==== DATASET RECORDS ====

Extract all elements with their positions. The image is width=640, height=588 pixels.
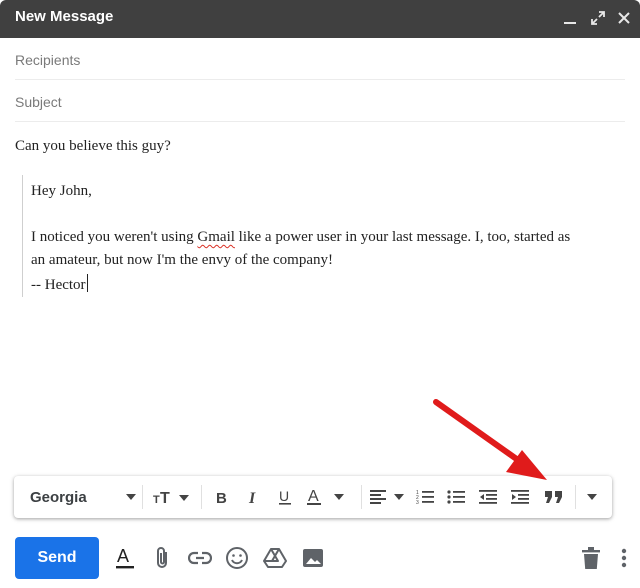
quote-greeting: Hey John, xyxy=(31,183,92,199)
drive-icon[interactable] xyxy=(262,545,288,571)
text-cursor xyxy=(86,274,88,292)
underline-icon[interactable]: U xyxy=(274,476,296,518)
recipients-placeholder: Recipients xyxy=(15,52,81,68)
close-icon[interactable] xyxy=(612,6,636,30)
indent-less-icon[interactable] xyxy=(477,476,499,518)
subject-field[interactable]: Subject xyxy=(15,82,625,122)
quote-line-2: an amateur, but now I'm the envy of the … xyxy=(31,252,334,268)
toolbar-divider xyxy=(142,485,143,509)
compose-titlebar[interactable]: New Message xyxy=(0,0,640,38)
svg-text:3: 3 xyxy=(416,500,419,505)
send-button[interactable]: Send xyxy=(15,537,99,579)
font-selector[interactable]: Georgia xyxy=(22,476,140,518)
more-options-icon[interactable] xyxy=(611,545,637,571)
font-dropdown-icon xyxy=(126,494,136,500)
align-icon[interactable] xyxy=(366,476,414,518)
svg-text:I: I xyxy=(248,490,256,506)
numbered-list-icon[interactable]: 1 2 3 xyxy=(414,476,436,518)
minimize-icon[interactable] xyxy=(558,6,582,30)
text-color-icon[interactable]: A xyxy=(304,476,356,518)
trash-icon[interactable] xyxy=(578,545,604,571)
toolbar-divider xyxy=(575,485,576,509)
recipients-field[interactable]: Recipients xyxy=(15,40,625,80)
formatting-options-icon[interactable]: A xyxy=(112,545,138,571)
svg-text:T: T xyxy=(160,490,170,507)
attach-icon[interactable] xyxy=(150,545,176,571)
photo-icon[interactable] xyxy=(300,545,326,571)
svg-text:T: T xyxy=(153,494,160,506)
bulleted-list-icon[interactable] xyxy=(445,476,467,518)
quote-signature-line: -- Hector xyxy=(31,274,88,294)
toolbar-divider xyxy=(201,485,202,509)
bold-icon[interactable]: B xyxy=(210,476,232,518)
quote-line-1: I noticed you weren't using Gmail like a… xyxy=(31,229,570,246)
svg-text:U: U xyxy=(279,488,289,504)
emoji-icon[interactable] xyxy=(224,545,250,571)
indent-more-icon[interactable] xyxy=(509,476,531,518)
svg-text:B: B xyxy=(216,490,227,506)
compose-title: New Message xyxy=(15,8,114,25)
quote-signature: -- Hector xyxy=(31,277,86,293)
formatting-toolbar: Georgia T T B I U A 1 2 3 xyxy=(14,476,612,518)
quote-line-1-end: like a power user in your last message. … xyxy=(234,229,571,245)
fullscreen-icon[interactable] xyxy=(586,6,610,30)
more-formatting-icon[interactable] xyxy=(580,476,604,518)
quote-icon[interactable] xyxy=(542,476,566,518)
font-size-icon[interactable]: T T xyxy=(148,476,194,518)
italic-icon[interactable]: I xyxy=(242,476,264,518)
quoted-block[interactable]: Hey John, I noticed you weren't using Gm… xyxy=(22,175,632,297)
body-first-line[interactable]: Can you believe this guy? xyxy=(15,138,171,155)
svg-text:A: A xyxy=(117,546,129,566)
font-name: Georgia xyxy=(30,488,87,506)
compose-window: New Message Recipients Subject Can you b… xyxy=(0,0,640,588)
subject-placeholder: Subject xyxy=(15,94,62,110)
toolbar-divider xyxy=(361,485,362,509)
misspelled-word[interactable]: Gmail xyxy=(197,229,235,245)
quote-line-1-start: I noticed you weren't using xyxy=(31,229,198,245)
link-icon[interactable] xyxy=(187,545,213,571)
svg-text:A: A xyxy=(308,488,319,505)
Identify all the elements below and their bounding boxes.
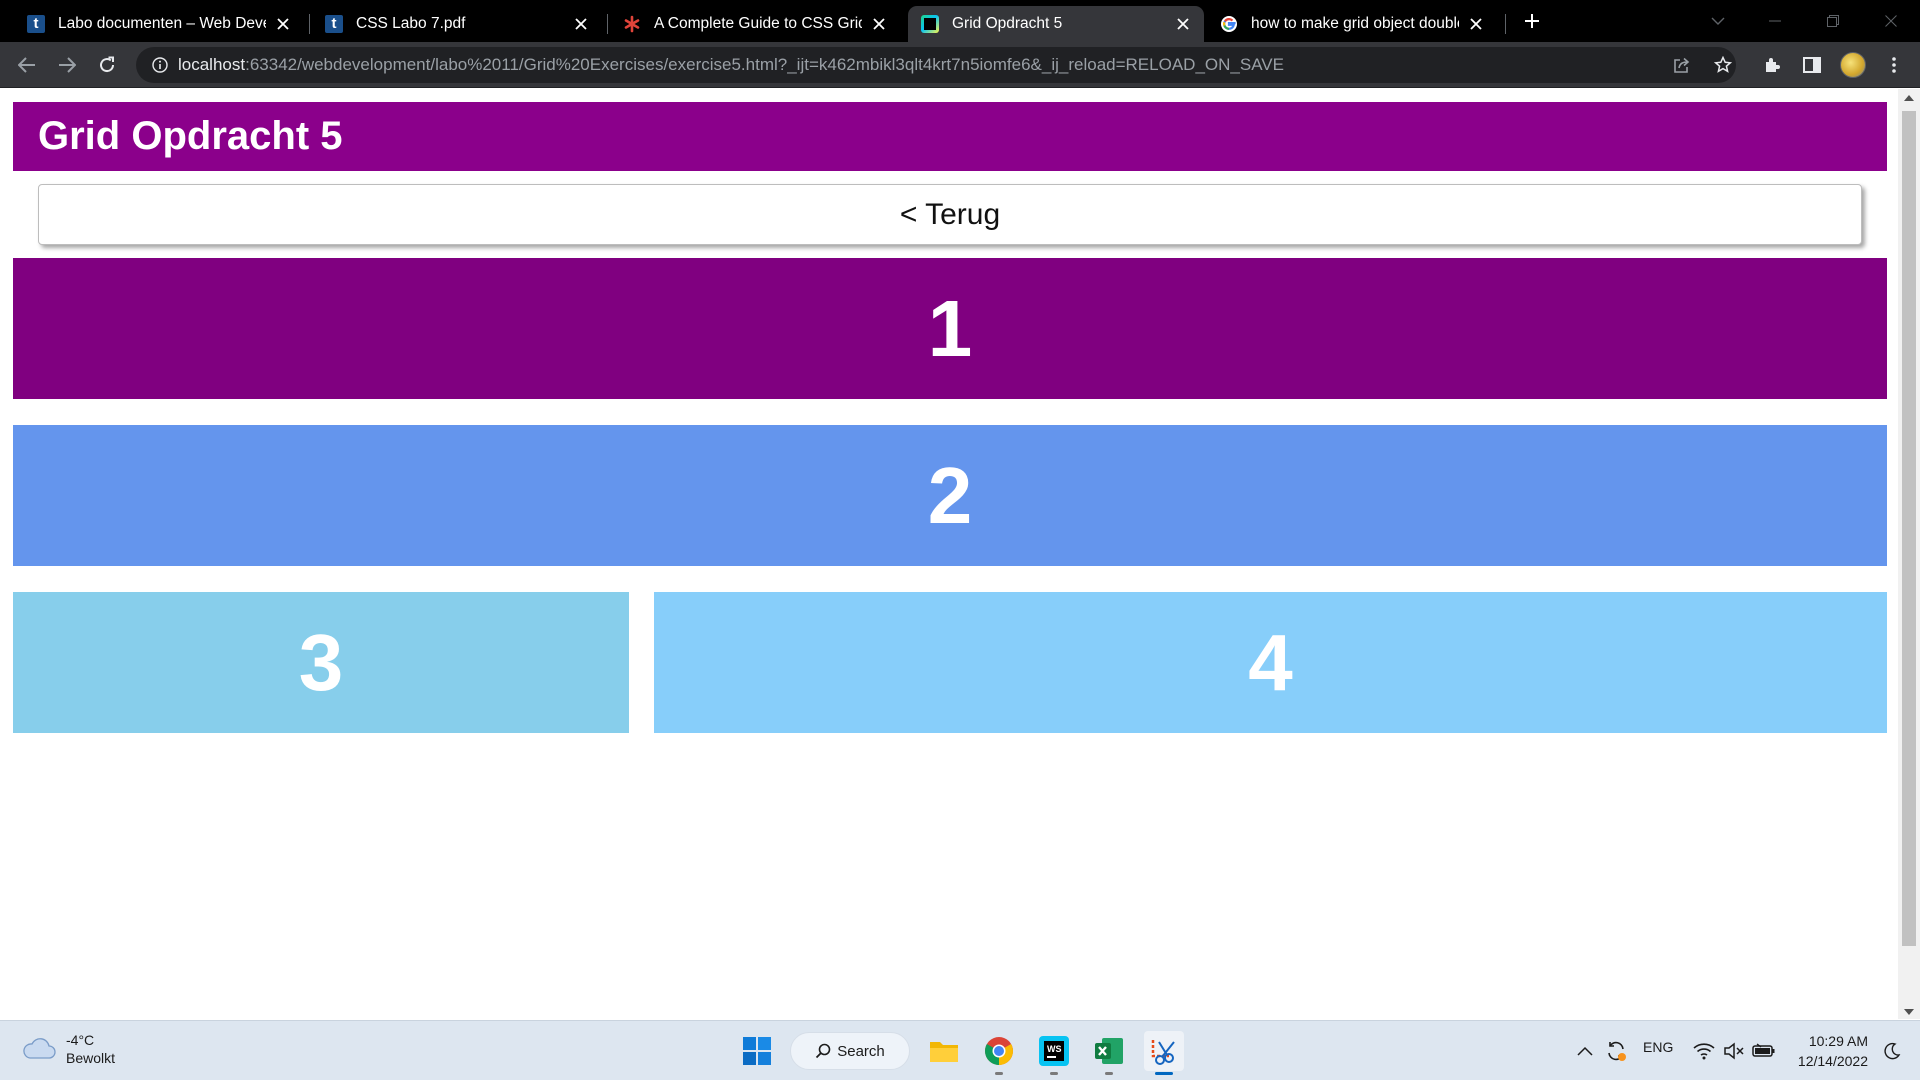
grid-item-1: 1 (13, 258, 1887, 399)
page-viewport: Grid Opdracht 5 < Terug 1 2 3 4 (0, 89, 1898, 1019)
weather-widget[interactable]: -4°C Bewolkt (22, 1031, 115, 1067)
webstorm-icon (920, 14, 940, 34)
url-text: localhost:63342/webdevelopment/labo%2011… (178, 55, 1284, 75)
clock-date: 12/14/2022 (1797, 1053, 1868, 1069)
tab-google-search[interactable]: how to make grid object double (1207, 6, 1497, 42)
back-button[interactable]: < Terug (38, 184, 1862, 245)
back-arrow-icon[interactable] (12, 50, 42, 80)
svg-text:WS: WS (1047, 1044, 1062, 1054)
taskbar: -4°C Bewolkt Search WS ENG 10:29 AM 12/1… (0, 1020, 1920, 1080)
scroll-up-arrow-icon[interactable] (1904, 95, 1914, 101)
grid-item-2: 2 (13, 425, 1887, 566)
scrollbar-thumb[interactable] (1902, 111, 1916, 946)
tab-search-chevron-icon[interactable] (1689, 0, 1747, 42)
weather-temperature: -4°C (66, 1032, 95, 1048)
google-icon (1219, 14, 1239, 34)
grid-item-4: 4 (654, 592, 1887, 733)
running-indicator (1050, 1072, 1058, 1075)
grid-item-3: 3 (13, 592, 629, 733)
page-header: Grid Opdracht 5 (13, 102, 1887, 171)
tab-title: Labo documenten – Web Develo (58, 15, 266, 32)
close-icon[interactable] (870, 15, 888, 33)
tab-separator (309, 14, 310, 34)
cloud-icon (22, 1038, 56, 1060)
forward-arrow-icon[interactable] (52, 50, 82, 80)
webstorm-app-icon[interactable]: WS (1034, 1031, 1074, 1075)
running-indicator (1105, 1072, 1113, 1075)
asterisk-icon (622, 14, 642, 34)
menu-kebab-icon[interactable] (1879, 50, 1909, 80)
language-indicator[interactable]: ENG (1643, 1039, 1673, 1055)
clock-time: 10:29 AM (1808, 1033, 1868, 1049)
tab-separator (1505, 14, 1506, 34)
search-icon (816, 1043, 831, 1059)
notification-moon-icon[interactable] (1872, 1031, 1912, 1071)
running-indicator (995, 1072, 1003, 1075)
tab-title: A Complete Guide to CSS Grid | C (654, 15, 862, 32)
weather-description: Bewolkt (66, 1050, 116, 1066)
info-icon[interactable] (150, 55, 170, 75)
url-path: :63342/webdevelopment/labo%2011/Grid%20E… (245, 55, 1284, 74)
excel-icon[interactable] (1089, 1031, 1129, 1075)
restore-button[interactable] (1804, 0, 1862, 42)
minimize-button[interactable] (1746, 0, 1804, 42)
vertical-scrollbar[interactable] (1898, 89, 1920, 1019)
reload-icon[interactable] (92, 50, 122, 80)
battery-icon[interactable] (1744, 1031, 1784, 1071)
tab-css-labo[interactable]: t CSS Labo 7.pdf (312, 6, 602, 42)
taskbar-search-button[interactable]: Search (790, 1032, 910, 1070)
address-bar[interactable]: localhost:63342/webdevelopment/labo%2011… (136, 47, 1736, 83)
tab-title: CSS Labo 7.pdf (356, 15, 466, 32)
close-icon[interactable] (274, 15, 292, 33)
browser-toolbar: localhost:63342/webdevelopment/labo%2011… (0, 42, 1920, 88)
side-panel-icon[interactable] (1797, 50, 1827, 80)
tab-strip: t Labo documenten – Web Develo t CSS Lab… (0, 0, 1920, 42)
tab-css-grid-guide[interactable]: A Complete Guide to CSS Grid | C (610, 6, 900, 42)
sync-update-icon[interactable] (1596, 1031, 1636, 1071)
scroll-down-arrow-icon[interactable] (1904, 1009, 1914, 1015)
tab-separator (607, 14, 608, 34)
file-explorer-icon[interactable] (924, 1031, 964, 1071)
tab-title: Grid Opdracht 5 (952, 15, 1063, 32)
bookmark-star-icon[interactable] (1708, 50, 1738, 80)
tab-grid-opdracht-5[interactable]: Grid Opdracht 5 (908, 6, 1204, 42)
t-icon: t (324, 14, 344, 34)
url-host: localhost (178, 55, 246, 74)
new-tab-button[interactable] (1517, 6, 1547, 36)
page-title: Grid Opdracht 5 (38, 114, 343, 158)
tab-labo-documenten[interactable]: t Labo documenten – Web Develo (14, 6, 304, 42)
profile-avatar[interactable] (1840, 52, 1866, 78)
close-icon[interactable] (572, 15, 590, 33)
tab-title: how to make grid object double (1251, 15, 1459, 32)
close-icon[interactable] (1467, 15, 1485, 33)
share-icon[interactable] (1667, 50, 1697, 80)
windows-start-icon[interactable] (737, 1031, 777, 1071)
running-indicator (1155, 1072, 1173, 1075)
t-icon: t (26, 14, 46, 34)
snipping-tool-icon[interactable] (1144, 1031, 1184, 1075)
close-window-button[interactable] (1862, 0, 1920, 42)
search-label: Search (837, 1042, 885, 1060)
chrome-icon[interactable] (979, 1031, 1019, 1075)
close-icon[interactable] (1174, 15, 1192, 33)
extensions-puzzle-icon[interactable] (1757, 50, 1787, 80)
system-clock[interactable]: 10:29 AM 12/14/2022 (1788, 1031, 1868, 1071)
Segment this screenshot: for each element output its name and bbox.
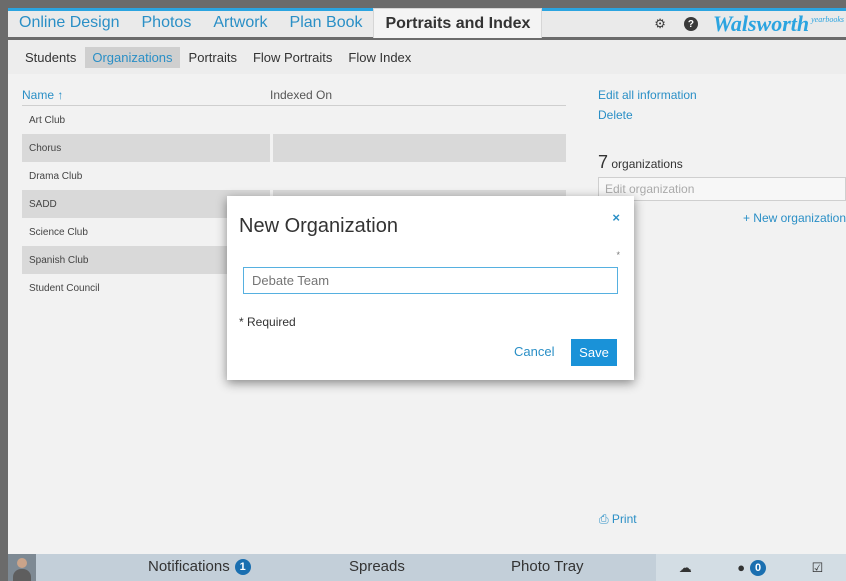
comment-icon: ● bbox=[737, 560, 746, 575]
photo-tray-tab[interactable]: Photo Tray bbox=[511, 558, 584, 575]
required-note: * Required bbox=[239, 315, 296, 329]
tasks-icon[interactable]: ☑ bbox=[812, 560, 824, 576]
close-icon[interactable]: × bbox=[612, 210, 620, 225]
cancel-button[interactable]: Cancel bbox=[514, 344, 554, 359]
new-organization-dialog: New Organization × * * Required Cancel S… bbox=[227, 196, 634, 380]
notifications-label: Notifications bbox=[148, 558, 230, 575]
avatar[interactable] bbox=[8, 554, 36, 581]
comments-button[interactable]: ● 0 bbox=[737, 559, 767, 576]
organization-name-input[interactable] bbox=[243, 267, 618, 294]
spreads-tab[interactable]: Spreads bbox=[349, 558, 405, 575]
notifications-badge: 1 bbox=[234, 558, 251, 575]
comments-badge: 0 bbox=[750, 559, 767, 576]
notifications-tab[interactable]: Notifications 1 bbox=[148, 558, 251, 575]
upload-icon[interactable]: ☁ bbox=[679, 560, 692, 576]
save-button[interactable]: Save bbox=[571, 339, 617, 366]
bottom-bar: Notifications 1 Spreads Photo Tray ☁ ● 0… bbox=[8, 554, 846, 581]
bottom-bar-actions: ☁ ● 0 ☑ bbox=[656, 554, 846, 581]
dialog-title: New Organization bbox=[239, 215, 398, 237]
required-marker: * bbox=[616, 250, 620, 260]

====

Rewrite everything from the line containing "comment-icon: ● bbox=[737, 560, 746, 575]" down to the last line, renaming "avatar" to "profile-photo" and keeping everything else unchanged.

* [ANSWER TO THE PROBLEM]
comment-icon: ● bbox=[737, 560, 746, 575]
photo-tray-tab[interactable]: Photo Tray bbox=[511, 558, 584, 575]
required-note: * Required bbox=[239, 315, 296, 329]
tasks-icon[interactable]: ☑ bbox=[812, 560, 824, 576]
close-icon[interactable]: × bbox=[612, 210, 620, 225]
cancel-button[interactable]: Cancel bbox=[514, 344, 554, 359]
new-organization-dialog: New Organization × * * Required Cancel S… bbox=[227, 196, 634, 380]
notifications-label: Notifications bbox=[148, 558, 230, 575]
profile-photo[interactable] bbox=[8, 554, 36, 581]
comments-button[interactable]: ● 0 bbox=[737, 559, 767, 576]
organization-name-input[interactable] bbox=[243, 267, 618, 294]
spreads-tab[interactable]: Spreads bbox=[349, 558, 405, 575]
notifications-badge: 1 bbox=[234, 558, 251, 575]
comments-badge: 0 bbox=[750, 559, 767, 576]
notifications-tab[interactable]: Notifications 1 bbox=[148, 558, 251, 575]
upload-icon[interactable]: ☁ bbox=[679, 560, 692, 576]
save-button[interactable]: Save bbox=[571, 339, 617, 366]
bottom-bar: Notifications 1 Spreads Photo Tray ☁ ● 0… bbox=[8, 554, 846, 581]
bottom-bar-actions: ☁ ● 0 ☑ bbox=[656, 554, 846, 581]
dialog-title: New Organization bbox=[239, 215, 398, 237]
required-marker: * bbox=[616, 250, 620, 260]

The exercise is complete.